Extract every line of the listing below and reproduce each one verbatim, without any change.

(Raw listing)
——————————
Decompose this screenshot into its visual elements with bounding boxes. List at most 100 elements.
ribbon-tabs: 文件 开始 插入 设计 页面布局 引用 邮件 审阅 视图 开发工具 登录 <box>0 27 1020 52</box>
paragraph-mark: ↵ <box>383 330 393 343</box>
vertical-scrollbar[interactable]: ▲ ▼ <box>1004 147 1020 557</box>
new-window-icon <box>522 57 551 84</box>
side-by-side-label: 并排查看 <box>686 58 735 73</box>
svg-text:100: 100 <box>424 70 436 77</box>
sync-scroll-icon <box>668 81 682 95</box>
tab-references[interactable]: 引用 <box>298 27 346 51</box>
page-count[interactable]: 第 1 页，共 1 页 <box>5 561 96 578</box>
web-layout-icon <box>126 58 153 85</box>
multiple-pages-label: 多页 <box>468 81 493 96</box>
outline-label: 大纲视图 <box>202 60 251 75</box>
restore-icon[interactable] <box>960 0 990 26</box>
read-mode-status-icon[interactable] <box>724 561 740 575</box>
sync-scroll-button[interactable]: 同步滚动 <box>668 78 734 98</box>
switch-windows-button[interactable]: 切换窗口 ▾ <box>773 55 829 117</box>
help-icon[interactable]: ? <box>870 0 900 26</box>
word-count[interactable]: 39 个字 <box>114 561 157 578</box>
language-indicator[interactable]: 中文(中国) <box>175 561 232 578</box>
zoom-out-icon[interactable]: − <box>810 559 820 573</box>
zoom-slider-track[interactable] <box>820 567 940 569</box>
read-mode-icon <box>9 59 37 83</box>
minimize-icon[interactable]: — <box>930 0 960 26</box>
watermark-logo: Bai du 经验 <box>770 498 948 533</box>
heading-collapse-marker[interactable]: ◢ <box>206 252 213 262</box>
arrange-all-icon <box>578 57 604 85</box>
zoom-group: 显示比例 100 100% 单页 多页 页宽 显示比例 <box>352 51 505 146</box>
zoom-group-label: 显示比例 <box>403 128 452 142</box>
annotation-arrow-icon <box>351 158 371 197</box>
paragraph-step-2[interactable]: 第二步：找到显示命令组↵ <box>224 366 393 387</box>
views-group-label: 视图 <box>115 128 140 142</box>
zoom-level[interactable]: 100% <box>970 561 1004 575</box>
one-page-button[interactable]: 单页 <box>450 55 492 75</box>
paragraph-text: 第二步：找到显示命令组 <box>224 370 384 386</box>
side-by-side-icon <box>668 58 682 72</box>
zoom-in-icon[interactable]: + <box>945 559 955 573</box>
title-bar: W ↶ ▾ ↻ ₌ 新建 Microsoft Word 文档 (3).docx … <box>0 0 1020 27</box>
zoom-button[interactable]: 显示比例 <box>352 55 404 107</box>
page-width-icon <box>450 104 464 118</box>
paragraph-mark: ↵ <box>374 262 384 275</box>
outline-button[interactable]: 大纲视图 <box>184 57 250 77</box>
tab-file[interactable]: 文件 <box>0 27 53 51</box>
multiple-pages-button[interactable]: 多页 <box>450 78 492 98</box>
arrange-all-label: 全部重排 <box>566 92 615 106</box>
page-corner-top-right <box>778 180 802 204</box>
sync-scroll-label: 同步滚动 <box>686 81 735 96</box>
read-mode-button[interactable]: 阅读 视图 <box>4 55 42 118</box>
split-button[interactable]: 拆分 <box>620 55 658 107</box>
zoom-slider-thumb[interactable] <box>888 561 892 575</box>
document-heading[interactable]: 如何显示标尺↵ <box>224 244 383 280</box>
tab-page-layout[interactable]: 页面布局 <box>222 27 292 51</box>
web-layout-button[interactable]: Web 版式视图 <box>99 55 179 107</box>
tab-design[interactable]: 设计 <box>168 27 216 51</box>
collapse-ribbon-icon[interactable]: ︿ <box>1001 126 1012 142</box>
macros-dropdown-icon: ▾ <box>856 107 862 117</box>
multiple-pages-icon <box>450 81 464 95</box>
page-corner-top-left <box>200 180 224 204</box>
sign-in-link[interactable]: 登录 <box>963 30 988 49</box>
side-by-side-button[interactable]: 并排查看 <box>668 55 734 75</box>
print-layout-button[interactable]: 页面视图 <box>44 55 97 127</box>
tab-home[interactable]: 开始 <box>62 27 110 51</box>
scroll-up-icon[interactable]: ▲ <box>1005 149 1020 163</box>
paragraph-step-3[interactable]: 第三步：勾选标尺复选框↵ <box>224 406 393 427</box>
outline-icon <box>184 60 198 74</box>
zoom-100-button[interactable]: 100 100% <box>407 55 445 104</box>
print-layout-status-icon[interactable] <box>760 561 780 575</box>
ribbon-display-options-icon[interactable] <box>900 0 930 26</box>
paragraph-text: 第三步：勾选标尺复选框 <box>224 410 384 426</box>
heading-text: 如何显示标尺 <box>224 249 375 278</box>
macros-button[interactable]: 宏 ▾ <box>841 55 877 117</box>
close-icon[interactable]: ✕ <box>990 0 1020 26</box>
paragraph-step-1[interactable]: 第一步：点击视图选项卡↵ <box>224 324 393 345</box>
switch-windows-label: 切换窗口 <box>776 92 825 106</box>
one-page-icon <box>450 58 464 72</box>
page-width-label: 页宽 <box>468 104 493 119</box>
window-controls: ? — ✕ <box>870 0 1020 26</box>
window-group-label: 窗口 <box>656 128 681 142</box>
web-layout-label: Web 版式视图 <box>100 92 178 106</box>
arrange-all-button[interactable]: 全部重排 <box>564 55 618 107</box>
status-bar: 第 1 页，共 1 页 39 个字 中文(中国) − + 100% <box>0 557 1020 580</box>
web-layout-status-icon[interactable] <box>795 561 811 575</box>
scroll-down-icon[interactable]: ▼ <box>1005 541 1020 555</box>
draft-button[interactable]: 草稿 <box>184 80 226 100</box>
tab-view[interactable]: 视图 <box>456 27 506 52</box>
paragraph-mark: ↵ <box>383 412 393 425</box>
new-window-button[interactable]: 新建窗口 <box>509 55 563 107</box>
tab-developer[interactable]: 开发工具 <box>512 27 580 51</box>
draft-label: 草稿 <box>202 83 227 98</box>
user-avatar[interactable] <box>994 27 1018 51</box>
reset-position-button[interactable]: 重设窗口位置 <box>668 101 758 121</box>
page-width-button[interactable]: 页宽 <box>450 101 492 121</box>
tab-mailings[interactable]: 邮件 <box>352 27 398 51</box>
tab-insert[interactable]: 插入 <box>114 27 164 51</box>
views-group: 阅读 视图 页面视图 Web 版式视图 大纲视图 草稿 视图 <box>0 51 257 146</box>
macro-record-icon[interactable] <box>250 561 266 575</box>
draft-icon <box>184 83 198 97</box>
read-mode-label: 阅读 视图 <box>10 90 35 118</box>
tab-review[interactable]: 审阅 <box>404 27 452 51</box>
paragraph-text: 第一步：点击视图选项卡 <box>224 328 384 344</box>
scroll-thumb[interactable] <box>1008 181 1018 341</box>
——————————
[Solution]
Decompose this screenshot into its visual elements with bounding boxes. List at most 100 elements.
ribbon-tabs: 文件 开始 插入 设计 页面布局 引用 邮件 审阅 视图 开发工具 登录 <box>0 27 1020 52</box>
paragraph-mark: ↵ <box>383 330 393 343</box>
vertical-scrollbar[interactable]: ▲ ▼ <box>1004 147 1020 557</box>
new-window-icon <box>522 57 551 84</box>
side-by-side-label: 并排查看 <box>686 58 735 73</box>
svg-text:100: 100 <box>424 70 436 77</box>
sync-scroll-icon <box>668 81 682 95</box>
tab-references[interactable]: 引用 <box>298 27 346 51</box>
page-count[interactable]: 第 1 页，共 1 页 <box>5 561 96 578</box>
web-layout-icon <box>126 58 153 85</box>
multiple-pages-label: 多页 <box>468 81 493 96</box>
outline-label: 大纲视图 <box>202 60 251 75</box>
restore-icon[interactable] <box>960 0 990 26</box>
read-mode-status-icon[interactable] <box>724 561 740 575</box>
sync-scroll-button[interactable]: 同步滚动 <box>668 78 734 98</box>
switch-windows-button[interactable]: 切换窗口 ▾ <box>773 55 829 117</box>
help-icon[interactable]: ? <box>870 0 900 26</box>
word-count[interactable]: 39 个字 <box>114 561 157 578</box>
language-indicator[interactable]: 中文(中国) <box>175 561 232 578</box>
zoom-out-icon[interactable]: − <box>810 559 820 573</box>
zoom-slider-track[interactable] <box>820 567 940 569</box>
read-mode-icon <box>9 59 37 83</box>
minimize-icon[interactable]: — <box>930 0 960 26</box>
watermark-logo: Bai du 经验 <box>770 498 948 533</box>
heading-collapse-marker[interactable]: ◢ <box>206 252 213 262</box>
arrange-all-icon <box>578 57 604 85</box>
zoom-group: 显示比例 100 100% 单页 多页 页宽 显示比例 <box>352 51 505 146</box>
zoom-group-label: 显示比例 <box>403 128 452 142</box>
annotation-arrow-icon <box>351 158 371 197</box>
paragraph-step-2[interactable]: 第二步：找到显示命令组↵ <box>224 366 393 387</box>
views-group-label: 视图 <box>115 128 140 142</box>
zoom-level[interactable]: 100% <box>970 561 1004 575</box>
one-page-button[interactable]: 单页 <box>450 55 492 75</box>
paragraph-text: 第二步：找到显示命令组 <box>224 370 384 386</box>
side-by-side-icon <box>668 58 682 72</box>
zoom-in-icon[interactable]: + <box>945 559 955 573</box>
title-bar: W ↶ ▾ ↻ ₌ 新建 Microsoft Word 文档 (3).docx … <box>0 0 1020 27</box>
zoom-button[interactable]: 显示比例 <box>352 55 404 107</box>
page-width-icon <box>450 104 464 118</box>
paragraph-mark: ↵ <box>374 262 384 275</box>
outline-button[interactable]: 大纲视图 <box>184 57 250 77</box>
tab-file[interactable]: 文件 <box>0 27 53 51</box>
multiple-pages-button[interactable]: 多页 <box>450 78 492 98</box>
arrange-all-label: 全部重排 <box>566 92 615 106</box>
page-corner-top-right <box>778 180 802 204</box>
sync-scroll-label: 同步滚动 <box>686 81 735 96</box>
read-mode-button[interactable]: 阅读 视图 <box>4 55 42 118</box>
split-button[interactable]: 拆分 <box>620 55 658 107</box>
zoom-slider-thumb[interactable] <box>888 561 892 575</box>
document-heading[interactable]: 如何显示标尺↵ <box>224 244 383 280</box>
tab-page-layout[interactable]: 页面布局 <box>222 27 292 51</box>
web-layout-button[interactable]: Web 版式视图 <box>99 55 179 107</box>
tab-design[interactable]: 设计 <box>168 27 216 51</box>
collapse-ribbon-icon[interactable]: ︿ <box>1001 126 1012 142</box>
macros-dropdown-icon: ▾ <box>856 107 862 117</box>
multiple-pages-icon <box>450 81 464 95</box>
page-corner-top-left <box>200 180 224 204</box>
sign-in-link[interactable]: 登录 <box>963 30 988 49</box>
side-by-side-button[interactable]: 并排查看 <box>668 55 734 75</box>
print-layout-button[interactable]: 页面视图 <box>44 55 97 127</box>
tab-home[interactable]: 开始 <box>62 27 110 51</box>
scroll-up-icon[interactable]: ▲ <box>1005 149 1020 163</box>
paragraph-step-3[interactable]: 第三步：勾选标尺复选框↵ <box>224 406 393 427</box>
outline-icon <box>184 60 198 74</box>
zoom-100-button[interactable]: 100 100% <box>407 55 445 104</box>
print-layout-status-icon[interactable] <box>760 561 780 575</box>
ribbon-display-options-icon[interactable] <box>900 0 930 26</box>
paragraph-text: 第三步：勾选标尺复选框 <box>224 410 384 426</box>
heading-text: 如何显示标尺 <box>224 249 375 278</box>
macros-button[interactable]: 宏 ▾ <box>841 55 877 117</box>
close-icon[interactable]: ✕ <box>990 0 1020 26</box>
paragraph-step-1[interactable]: 第一步：点击视图选项卡↵ <box>224 324 393 345</box>
switch-windows-label: 切换窗口 <box>776 92 825 106</box>
one-page-icon <box>450 58 464 72</box>
page-width-label: 页宽 <box>468 104 493 119</box>
window-controls: ? — ✕ <box>870 0 1020 26</box>
window-group-label: 窗口 <box>656 128 681 142</box>
web-layout-label: Web 版式视图 <box>100 92 178 106</box>
arrange-all-button[interactable]: 全部重排 <box>564 55 618 107</box>
status-bar: 第 1 页，共 1 页 39 个字 中文(中国) − + 100% <box>0 557 1020 580</box>
web-layout-status-icon[interactable] <box>795 561 811 575</box>
scroll-down-icon[interactable]: ▼ <box>1005 541 1020 555</box>
draft-button[interactable]: 草稿 <box>184 80 226 100</box>
tab-view[interactable]: 视图 <box>456 27 506 52</box>
paragraph-mark: ↵ <box>383 412 393 425</box>
new-window-button[interactable]: 新建窗口 <box>509 55 563 107</box>
tab-developer[interactable]: 开发工具 <box>512 27 580 51</box>
draft-label: 草稿 <box>202 83 227 98</box>
user-avatar[interactable] <box>994 27 1018 51</box>
reset-position-button[interactable]: 重设窗口位置 <box>668 101 758 121</box>
page-width-button[interactable]: 页宽 <box>450 101 492 121</box>
tab-mailings[interactable]: 邮件 <box>352 27 398 51</box>
tab-insert[interactable]: 插入 <box>114 27 164 51</box>
views-group: 阅读 视图 页面视图 Web 版式视图 大纲视图 草稿 视图 <box>0 51 257 146</box>
macro-record-icon[interactable] <box>250 561 266 575</box>
draft-icon <box>184 83 198 97</box>
read-mode-label: 阅读 视图 <box>10 90 35 118</box>
tab-review[interactable]: 审阅 <box>404 27 452 51</box>
paragraph-text: 第一步：点击视图选项卡 <box>224 328 384 344</box>
scroll-thumb[interactable] <box>1008 181 1018 341</box>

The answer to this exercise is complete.